The task >> Scan the listing that follows and report how many lines contain "Kracfort". Write the number alone.

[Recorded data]
* * * * * * * * *

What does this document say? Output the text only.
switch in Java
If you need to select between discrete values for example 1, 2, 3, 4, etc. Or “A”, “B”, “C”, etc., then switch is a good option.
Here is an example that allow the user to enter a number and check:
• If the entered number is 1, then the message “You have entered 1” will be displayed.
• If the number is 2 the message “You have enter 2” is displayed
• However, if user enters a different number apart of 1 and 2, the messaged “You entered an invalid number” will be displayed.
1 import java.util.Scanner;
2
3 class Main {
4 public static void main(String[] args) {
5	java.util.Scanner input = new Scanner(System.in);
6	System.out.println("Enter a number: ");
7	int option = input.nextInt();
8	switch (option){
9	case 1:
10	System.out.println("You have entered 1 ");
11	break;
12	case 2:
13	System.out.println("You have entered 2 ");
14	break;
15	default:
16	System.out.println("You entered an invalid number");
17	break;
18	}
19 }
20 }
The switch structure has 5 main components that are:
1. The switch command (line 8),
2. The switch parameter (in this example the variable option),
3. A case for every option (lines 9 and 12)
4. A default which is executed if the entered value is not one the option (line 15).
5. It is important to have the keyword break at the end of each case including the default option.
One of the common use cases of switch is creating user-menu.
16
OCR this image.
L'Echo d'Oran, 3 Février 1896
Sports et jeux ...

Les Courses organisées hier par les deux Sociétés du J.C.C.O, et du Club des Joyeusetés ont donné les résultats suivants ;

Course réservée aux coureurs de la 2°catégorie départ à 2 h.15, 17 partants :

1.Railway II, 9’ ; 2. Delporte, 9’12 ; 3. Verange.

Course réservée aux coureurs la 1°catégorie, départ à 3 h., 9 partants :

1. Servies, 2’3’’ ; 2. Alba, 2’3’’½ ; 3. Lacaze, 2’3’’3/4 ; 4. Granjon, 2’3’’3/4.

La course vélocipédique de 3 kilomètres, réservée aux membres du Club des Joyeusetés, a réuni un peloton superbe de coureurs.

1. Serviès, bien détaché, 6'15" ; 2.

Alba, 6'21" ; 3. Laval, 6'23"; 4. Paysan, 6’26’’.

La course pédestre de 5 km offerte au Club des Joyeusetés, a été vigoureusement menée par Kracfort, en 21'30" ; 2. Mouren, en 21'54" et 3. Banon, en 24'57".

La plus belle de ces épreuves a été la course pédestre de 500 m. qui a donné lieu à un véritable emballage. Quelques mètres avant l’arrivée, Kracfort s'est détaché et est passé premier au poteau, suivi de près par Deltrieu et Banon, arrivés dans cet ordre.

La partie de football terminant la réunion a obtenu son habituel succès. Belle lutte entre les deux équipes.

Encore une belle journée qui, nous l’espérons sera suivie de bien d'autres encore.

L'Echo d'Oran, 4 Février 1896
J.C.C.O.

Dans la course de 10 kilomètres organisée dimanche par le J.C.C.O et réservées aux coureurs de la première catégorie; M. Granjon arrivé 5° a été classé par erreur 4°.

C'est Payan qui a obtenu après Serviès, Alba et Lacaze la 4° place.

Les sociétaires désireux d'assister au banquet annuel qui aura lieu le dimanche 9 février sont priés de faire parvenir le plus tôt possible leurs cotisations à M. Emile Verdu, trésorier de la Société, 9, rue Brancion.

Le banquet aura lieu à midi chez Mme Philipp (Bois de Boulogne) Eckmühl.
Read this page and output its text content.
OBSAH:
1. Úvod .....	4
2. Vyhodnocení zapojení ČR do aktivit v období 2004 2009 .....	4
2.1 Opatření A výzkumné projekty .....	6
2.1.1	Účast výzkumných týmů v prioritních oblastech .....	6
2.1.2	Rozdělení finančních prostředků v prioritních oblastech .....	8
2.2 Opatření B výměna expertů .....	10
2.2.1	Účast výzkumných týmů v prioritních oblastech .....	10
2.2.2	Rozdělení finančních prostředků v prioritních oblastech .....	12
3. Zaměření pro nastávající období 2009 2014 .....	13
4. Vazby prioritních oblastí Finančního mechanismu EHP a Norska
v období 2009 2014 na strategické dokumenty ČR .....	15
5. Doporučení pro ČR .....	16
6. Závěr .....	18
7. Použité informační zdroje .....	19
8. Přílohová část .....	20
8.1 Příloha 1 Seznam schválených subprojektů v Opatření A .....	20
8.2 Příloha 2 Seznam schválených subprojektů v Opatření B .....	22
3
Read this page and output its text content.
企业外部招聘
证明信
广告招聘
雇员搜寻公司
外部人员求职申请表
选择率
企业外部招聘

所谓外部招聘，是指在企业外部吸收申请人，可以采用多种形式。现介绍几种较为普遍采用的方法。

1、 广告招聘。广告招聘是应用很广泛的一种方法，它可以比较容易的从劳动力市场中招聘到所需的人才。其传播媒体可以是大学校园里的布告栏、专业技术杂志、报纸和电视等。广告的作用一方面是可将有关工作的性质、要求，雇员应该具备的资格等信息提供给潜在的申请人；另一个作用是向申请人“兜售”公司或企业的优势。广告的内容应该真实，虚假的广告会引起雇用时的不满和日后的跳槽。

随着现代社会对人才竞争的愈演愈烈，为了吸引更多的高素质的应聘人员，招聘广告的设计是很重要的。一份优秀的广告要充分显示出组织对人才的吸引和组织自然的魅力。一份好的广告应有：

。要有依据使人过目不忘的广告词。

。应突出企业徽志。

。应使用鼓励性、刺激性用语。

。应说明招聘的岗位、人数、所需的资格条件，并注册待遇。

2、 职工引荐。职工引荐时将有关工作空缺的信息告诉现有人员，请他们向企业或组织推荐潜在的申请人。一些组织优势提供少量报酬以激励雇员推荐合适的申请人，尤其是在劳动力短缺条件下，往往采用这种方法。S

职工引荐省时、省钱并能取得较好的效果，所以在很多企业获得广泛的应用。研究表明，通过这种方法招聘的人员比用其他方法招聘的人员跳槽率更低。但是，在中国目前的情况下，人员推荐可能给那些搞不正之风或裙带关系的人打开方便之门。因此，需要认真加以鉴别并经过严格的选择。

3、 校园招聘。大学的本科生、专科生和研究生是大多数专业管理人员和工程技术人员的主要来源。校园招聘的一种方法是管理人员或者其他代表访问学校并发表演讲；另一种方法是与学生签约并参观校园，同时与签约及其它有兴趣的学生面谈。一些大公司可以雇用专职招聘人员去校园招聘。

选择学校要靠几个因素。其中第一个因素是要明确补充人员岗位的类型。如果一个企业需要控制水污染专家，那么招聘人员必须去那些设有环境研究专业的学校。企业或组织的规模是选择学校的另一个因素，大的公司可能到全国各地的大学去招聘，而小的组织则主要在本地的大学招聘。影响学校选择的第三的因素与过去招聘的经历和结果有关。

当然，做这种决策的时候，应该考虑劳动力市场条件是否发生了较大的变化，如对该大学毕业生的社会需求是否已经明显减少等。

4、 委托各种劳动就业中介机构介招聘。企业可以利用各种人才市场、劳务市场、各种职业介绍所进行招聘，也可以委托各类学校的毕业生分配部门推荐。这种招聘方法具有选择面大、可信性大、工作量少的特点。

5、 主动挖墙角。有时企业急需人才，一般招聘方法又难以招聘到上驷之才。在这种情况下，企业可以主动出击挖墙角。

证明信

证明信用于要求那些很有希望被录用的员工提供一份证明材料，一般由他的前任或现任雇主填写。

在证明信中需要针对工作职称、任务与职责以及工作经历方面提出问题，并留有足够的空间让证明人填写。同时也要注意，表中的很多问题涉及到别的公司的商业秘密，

* * * * * * * * *

Full answer >> 2